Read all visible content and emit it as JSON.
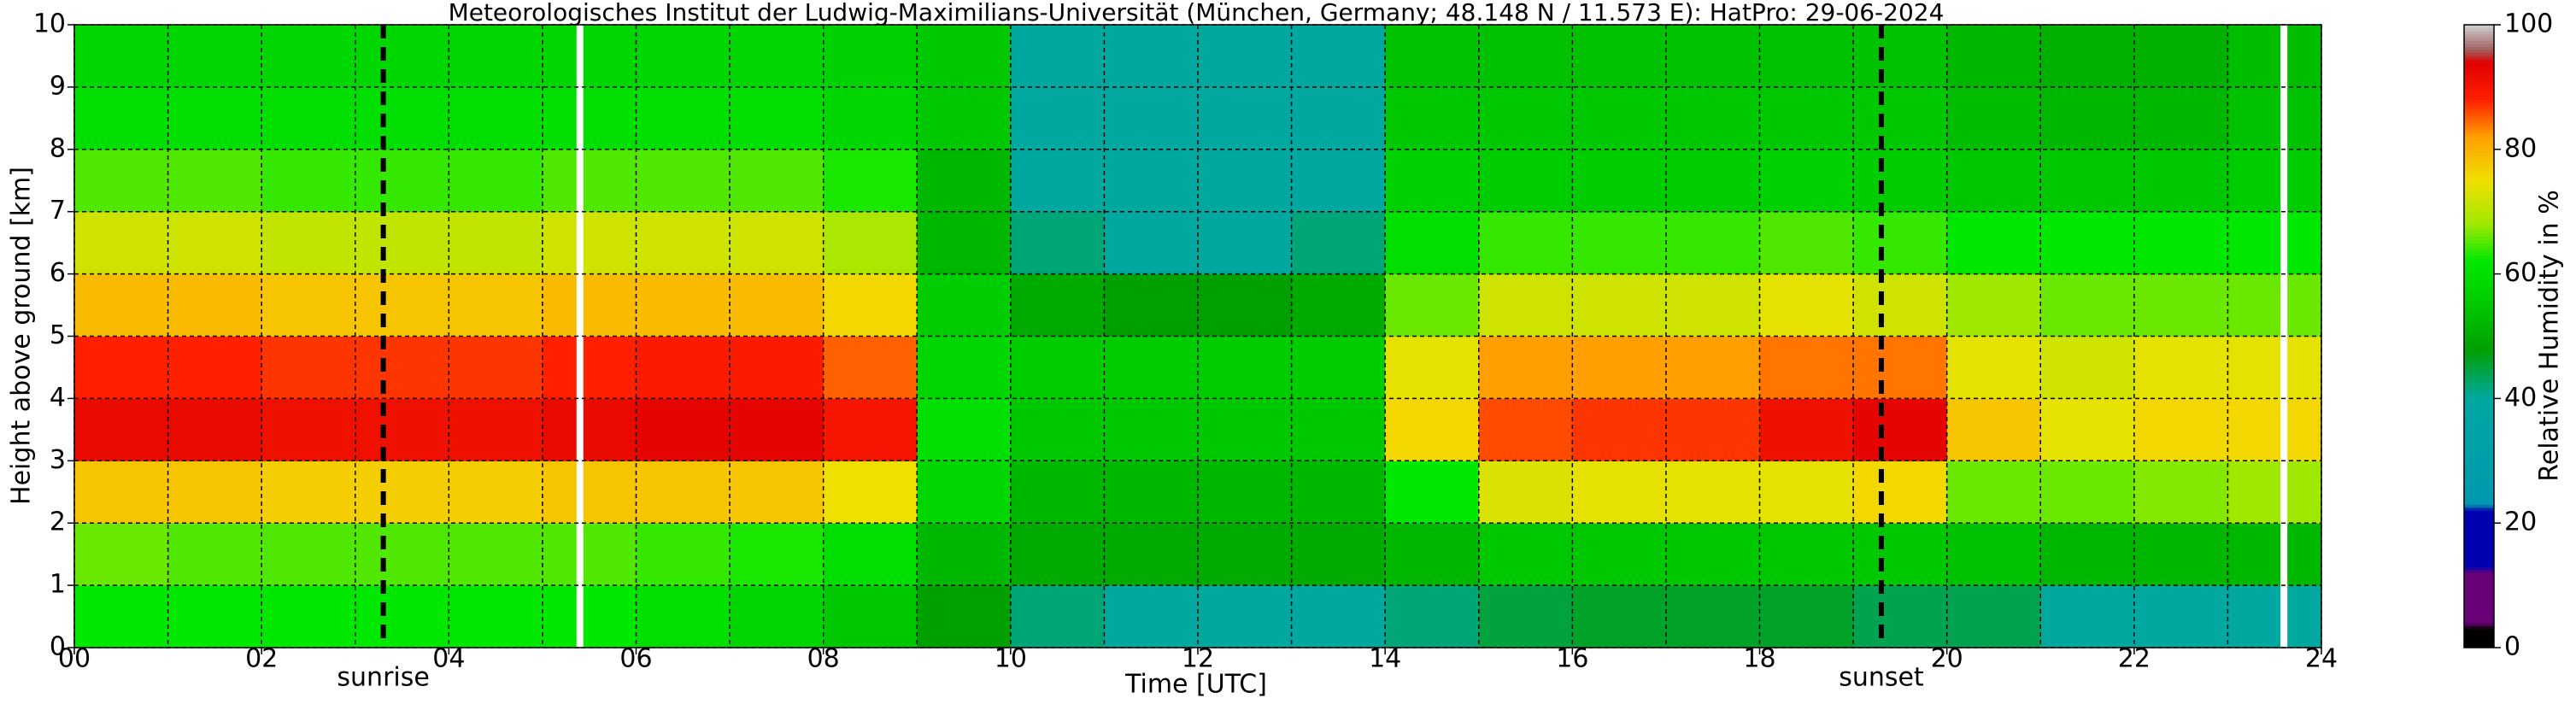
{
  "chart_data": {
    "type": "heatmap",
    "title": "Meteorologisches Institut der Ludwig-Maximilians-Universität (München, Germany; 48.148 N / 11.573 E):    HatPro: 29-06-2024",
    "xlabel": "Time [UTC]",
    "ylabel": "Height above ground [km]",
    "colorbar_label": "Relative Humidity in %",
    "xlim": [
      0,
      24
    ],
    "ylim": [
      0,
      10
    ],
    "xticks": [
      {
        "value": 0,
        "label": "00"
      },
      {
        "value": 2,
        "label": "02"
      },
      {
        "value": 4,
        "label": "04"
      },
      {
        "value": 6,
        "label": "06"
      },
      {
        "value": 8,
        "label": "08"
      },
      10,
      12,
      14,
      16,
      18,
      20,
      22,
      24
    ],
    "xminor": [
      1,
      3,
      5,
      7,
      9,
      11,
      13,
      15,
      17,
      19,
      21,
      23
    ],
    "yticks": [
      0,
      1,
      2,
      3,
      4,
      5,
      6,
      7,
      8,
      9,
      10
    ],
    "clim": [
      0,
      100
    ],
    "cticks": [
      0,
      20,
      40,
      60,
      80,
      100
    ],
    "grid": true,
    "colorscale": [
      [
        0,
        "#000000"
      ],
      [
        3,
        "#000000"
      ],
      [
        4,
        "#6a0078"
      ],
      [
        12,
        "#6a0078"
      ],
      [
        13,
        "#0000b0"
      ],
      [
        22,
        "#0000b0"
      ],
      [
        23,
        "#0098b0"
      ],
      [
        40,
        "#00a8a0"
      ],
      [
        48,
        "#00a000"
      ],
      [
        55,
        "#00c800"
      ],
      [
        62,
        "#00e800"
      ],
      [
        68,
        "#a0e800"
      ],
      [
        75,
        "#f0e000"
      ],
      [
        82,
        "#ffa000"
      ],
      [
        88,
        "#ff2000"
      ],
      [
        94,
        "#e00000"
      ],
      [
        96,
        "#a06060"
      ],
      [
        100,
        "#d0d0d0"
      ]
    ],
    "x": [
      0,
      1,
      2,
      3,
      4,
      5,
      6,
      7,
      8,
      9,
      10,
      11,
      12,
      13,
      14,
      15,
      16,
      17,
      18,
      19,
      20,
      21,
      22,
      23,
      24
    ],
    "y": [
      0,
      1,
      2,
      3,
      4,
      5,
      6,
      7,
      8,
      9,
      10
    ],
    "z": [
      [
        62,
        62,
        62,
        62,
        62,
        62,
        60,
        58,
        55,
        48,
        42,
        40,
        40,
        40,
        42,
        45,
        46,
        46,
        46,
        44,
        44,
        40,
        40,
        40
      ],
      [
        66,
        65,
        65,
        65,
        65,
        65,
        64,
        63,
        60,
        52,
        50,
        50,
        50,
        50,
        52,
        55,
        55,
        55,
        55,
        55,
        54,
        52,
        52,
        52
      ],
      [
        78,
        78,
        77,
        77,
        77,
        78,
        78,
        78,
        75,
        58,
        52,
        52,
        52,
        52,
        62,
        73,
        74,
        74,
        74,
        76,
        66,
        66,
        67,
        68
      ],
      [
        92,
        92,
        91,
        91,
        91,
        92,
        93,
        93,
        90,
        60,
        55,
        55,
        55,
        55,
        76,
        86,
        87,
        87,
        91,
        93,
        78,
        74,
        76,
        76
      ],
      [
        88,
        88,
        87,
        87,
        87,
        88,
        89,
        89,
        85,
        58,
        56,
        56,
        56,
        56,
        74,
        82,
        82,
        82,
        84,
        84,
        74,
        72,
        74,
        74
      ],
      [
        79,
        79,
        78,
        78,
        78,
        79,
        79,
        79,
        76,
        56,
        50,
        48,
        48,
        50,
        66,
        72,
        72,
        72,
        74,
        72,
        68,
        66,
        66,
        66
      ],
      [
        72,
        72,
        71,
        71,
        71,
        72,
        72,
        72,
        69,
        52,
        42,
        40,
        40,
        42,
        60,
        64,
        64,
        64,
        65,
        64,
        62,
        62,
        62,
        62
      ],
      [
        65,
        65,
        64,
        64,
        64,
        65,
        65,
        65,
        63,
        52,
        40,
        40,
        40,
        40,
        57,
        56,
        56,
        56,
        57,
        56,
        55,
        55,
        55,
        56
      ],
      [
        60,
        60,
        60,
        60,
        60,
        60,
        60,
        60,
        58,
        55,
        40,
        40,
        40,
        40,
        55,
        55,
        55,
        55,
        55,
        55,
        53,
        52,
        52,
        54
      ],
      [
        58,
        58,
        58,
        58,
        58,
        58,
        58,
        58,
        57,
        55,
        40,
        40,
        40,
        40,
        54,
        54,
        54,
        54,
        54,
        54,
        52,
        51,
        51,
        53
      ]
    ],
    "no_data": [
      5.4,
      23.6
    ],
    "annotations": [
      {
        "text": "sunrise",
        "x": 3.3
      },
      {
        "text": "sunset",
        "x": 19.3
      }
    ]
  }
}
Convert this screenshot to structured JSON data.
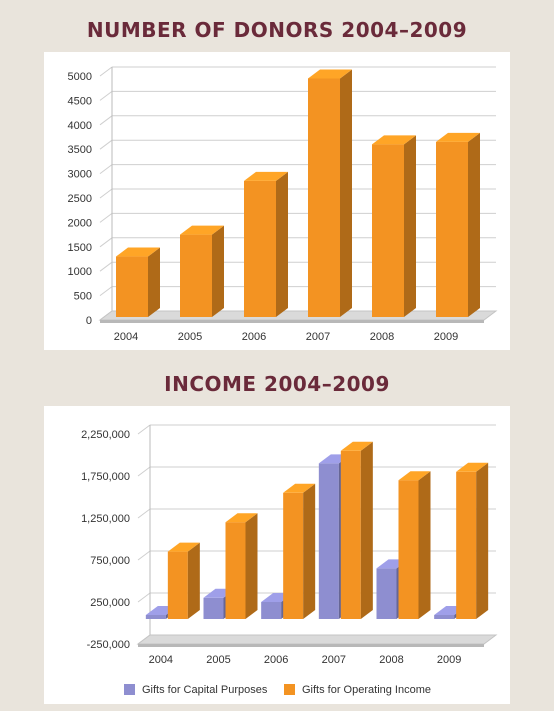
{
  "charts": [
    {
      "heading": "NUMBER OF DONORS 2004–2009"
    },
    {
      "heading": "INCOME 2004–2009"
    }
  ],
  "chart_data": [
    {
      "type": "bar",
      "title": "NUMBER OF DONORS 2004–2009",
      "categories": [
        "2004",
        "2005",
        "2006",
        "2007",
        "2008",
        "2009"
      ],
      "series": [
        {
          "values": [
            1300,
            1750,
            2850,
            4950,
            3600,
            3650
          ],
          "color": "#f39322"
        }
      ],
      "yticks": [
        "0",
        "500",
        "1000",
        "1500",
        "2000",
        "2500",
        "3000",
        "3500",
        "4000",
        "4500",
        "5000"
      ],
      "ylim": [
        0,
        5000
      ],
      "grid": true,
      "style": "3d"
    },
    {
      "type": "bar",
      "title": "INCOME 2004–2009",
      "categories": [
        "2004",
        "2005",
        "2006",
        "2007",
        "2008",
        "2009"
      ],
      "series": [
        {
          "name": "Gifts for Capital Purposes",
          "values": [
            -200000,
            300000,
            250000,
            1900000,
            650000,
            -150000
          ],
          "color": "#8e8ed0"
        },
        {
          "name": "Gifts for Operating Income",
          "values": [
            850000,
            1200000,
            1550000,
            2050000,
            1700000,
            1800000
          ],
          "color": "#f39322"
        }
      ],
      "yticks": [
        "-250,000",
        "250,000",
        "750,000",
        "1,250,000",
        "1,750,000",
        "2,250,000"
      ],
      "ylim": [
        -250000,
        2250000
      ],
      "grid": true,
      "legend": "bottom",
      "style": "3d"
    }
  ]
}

:: Set exercise ::
Output, exactly, all the records above; include no pictures.

:: Exercise output ::
Read all visible content and emit it as JSON.
{
  "chart_data": {
    "type": "heatmap",
    "title": "Meteorologisches Institut der Ludwig-Maximilians-Universität (München, Germany; 48.148 N / 11.573 E):    HatPro: 29-06-2024",
    "xlabel": "Time [UTC]",
    "ylabel": "Height above ground [km]",
    "colorbar_label": "Relative Humidity in %",
    "xlim": [
      0,
      24
    ],
    "ylim": [
      0,
      10
    ],
    "xticks": [
      {
        "value": 0,
        "label": "00"
      },
      {
        "value": 2,
        "label": "02"
      },
      {
        "value": 4,
        "label": "04"
      },
      {
        "value": 6,
        "label": "06"
      },
      {
        "value": 8,
        "label": "08"
      },
      10,
      12,
      14,
      16,
      18,
      20,
      22,
      24
    ],
    "xminor": [
      1,
      3,
      5,
      7,
      9,
      11,
      13,
      15,
      17,
      19,
      21,
      23
    ],
    "yticks": [
      0,
      1,
      2,
      3,
      4,
      5,
      6,
      7,
      8,
      9,
      10
    ],
    "clim": [
      0,
      100
    ],
    "cticks": [
      0,
      20,
      40,
      60,
      80,
      100
    ],
    "grid": true,
    "colorscale": [
      [
        0,
        "#000000"
      ],
      [
        3,
        "#000000"
      ],
      [
        4,
        "#6a0078"
      ],
      [
        12,
        "#6a0078"
      ],
      [
        13,
        "#0000b0"
      ],
      [
        22,
        "#0000b0"
      ],
      [
        23,
        "#0098b0"
      ],
      [
        40,
        "#00a8a0"
      ],
      [
        48,
        "#00a000"
      ],
      [
        55,
        "#00c800"
      ],
      [
        62,
        "#00e800"
      ],
      [
        68,
        "#a0e800"
      ],
      [
        75,
        "#f0e000"
      ],
      [
        82,
        "#ffa000"
      ],
      [
        88,
        "#ff2000"
      ],
      [
        94,
        "#e00000"
      ],
      [
        96,
        "#a06060"
      ],
      [
        100,
        "#d0d0d0"
      ]
    ],
    "x": [
      0,
      1,
      2,
      3,
      4,
      5,
      6,
      7,
      8,
      9,
      10,
      11,
      12,
      13,
      14,
      15,
      16,
      17,
      18,
      19,
      20,
      21,
      22,
      23,
      24
    ],
    "y": [
      0,
      1,
      2,
      3,
      4,
      5,
      6,
      7,
      8,
      9,
      10
    ],
    "z": [
      [
        62,
        62,
        62,
        62,
        62,
        62,
        60,
        58,
        55,
        48,
        42,
        40,
        40,
        40,
        42,
        45,
        46,
        46,
        46,
        44,
        44,
        40,
        40,
        40
      ],
      [
        66,
        65,
        65,
        65,
        65,
        65,
        64,
        63,
        60,
        52,
        50,
        50,
        50,
        50,
        52,
        55,
        55,
        55,
        55,
        55,
        54,
        52,
        52,
        52
      ],
      [
        78,
        78,
        77,
        77,
        77,
        78,
        78,
        78,
        75,
        58,
        52,
        52,
        52,
        52,
        62,
        73,
        74,
        74,
        74,
        76,
        66,
        66,
        67,
        68
      ],
      [
        92,
        92,
        91,
        91,
        91,
        92,
        93,
        93,
        90,
        60,
        55,
        55,
        55,
        55,
        76,
        86,
        87,
        87,
        91,
        93,
        78,
        74,
        76,
        76
      ],
      [
        88,
        88,
        87,
        87,
        87,
        88,
        89,
        89,
        85,
        58,
        56,
        56,
        56,
        56,
        74,
        82,
        82,
        82,
        84,
        84,
        74,
        72,
        74,
        74
      ],
      [
        79,
        79,
        78,
        78,
        78,
        79,
        79,
        79,
        76,
        56,
        50,
        48,
        48,
        50,
        66,
        72,
        72,
        72,
        74,
        72,
        68,
        66,
        66,
        66
      ],
      [
        72,
        72,
        71,
        71,
        71,
        72,
        72,
        72,
        69,
        52,
        42,
        40,
        40,
        42,
        60,
        64,
        64,
        64,
        65,
        64,
        62,
        62,
        62,
        62
      ],
      [
        65,
        65,
        64,
        64,
        64,
        65,
        65,
        65,
        63,
        52,
        40,
        40,
        40,
        40,
        57,
        56,
        56,
        56,
        57,
        56,
        55,
        55,
        55,
        56
      ],
      [
        60,
        60,
        60,
        60,
        60,
        60,
        60,
        60,
        58,
        55,
        40,
        40,
        40,
        40,
        55,
        55,
        55,
        55,
        55,
        55,
        53,
        52,
        52,
        54
      ],
      [
        58,
        58,
        58,
        58,
        58,
        58,
        58,
        58,
        57,
        55,
        40,
        40,
        40,
        40,
        54,
        54,
        54,
        54,
        54,
        54,
        52,
        51,
        51,
        53
      ]
    ],
    "no_data": [
      5.4,
      23.6
    ],
    "annotations": [
      {
        "text": "sunrise",
        "x": 3.3
      },
      {
        "text": "sunset",
        "x": 19.3
      }
    ]
  }
}
Convert this screenshot to structured JSON data.
{
  "charts": [
    {
      "heading": "NUMBER OF DONORS 2004–2009"
    },
    {
      "heading": "INCOME 2004–2009"
    }
  ],
  "chart_data": [
    {
      "type": "bar",
      "title": "NUMBER OF DONORS 2004–2009",
      "categories": [
        "2004",
        "2005",
        "2006",
        "2007",
        "2008",
        "2009"
      ],
      "series": [
        {
          "values": [
            1300,
            1750,
            2850,
            4950,
            3600,
            3650
          ],
          "color": "#f39322"
        }
      ],
      "yticks": [
        "0",
        "500",
        "1000",
        "1500",
        "2000",
        "2500",
        "3000",
        "3500",
        "4000",
        "4500",
        "5000"
      ],
      "ylim": [
        0,
        5000
      ],
      "grid": true,
      "style": "3d"
    },
    {
      "type": "bar",
      "title": "INCOME 2004–2009",
      "categories": [
        "2004",
        "2005",
        "2006",
        "2007",
        "2008",
        "2009"
      ],
      "series": [
        {
          "name": "Gifts for Capital Purposes",
          "values": [
            -200000,
            300000,
            250000,
            1900000,
            650000,
            -150000
          ],
          "color": "#8e8ed0"
        },
        {
          "name": "Gifts for Operating Income",
          "values": [
            850000,
            1200000,
            1550000,
            2050000,
            1700000,
            1800000
          ],
          "color": "#f39322"
        }
      ],
      "yticks": [
        "-250,000",
        "250,000",
        "750,000",
        "1,250,000",
        "1,750,000",
        "2,250,000"
      ],
      "ylim": [
        -250000,
        2250000
      ],
      "grid": true,
      "legend": "bottom",
      "style": "3d"
    }
  ]
}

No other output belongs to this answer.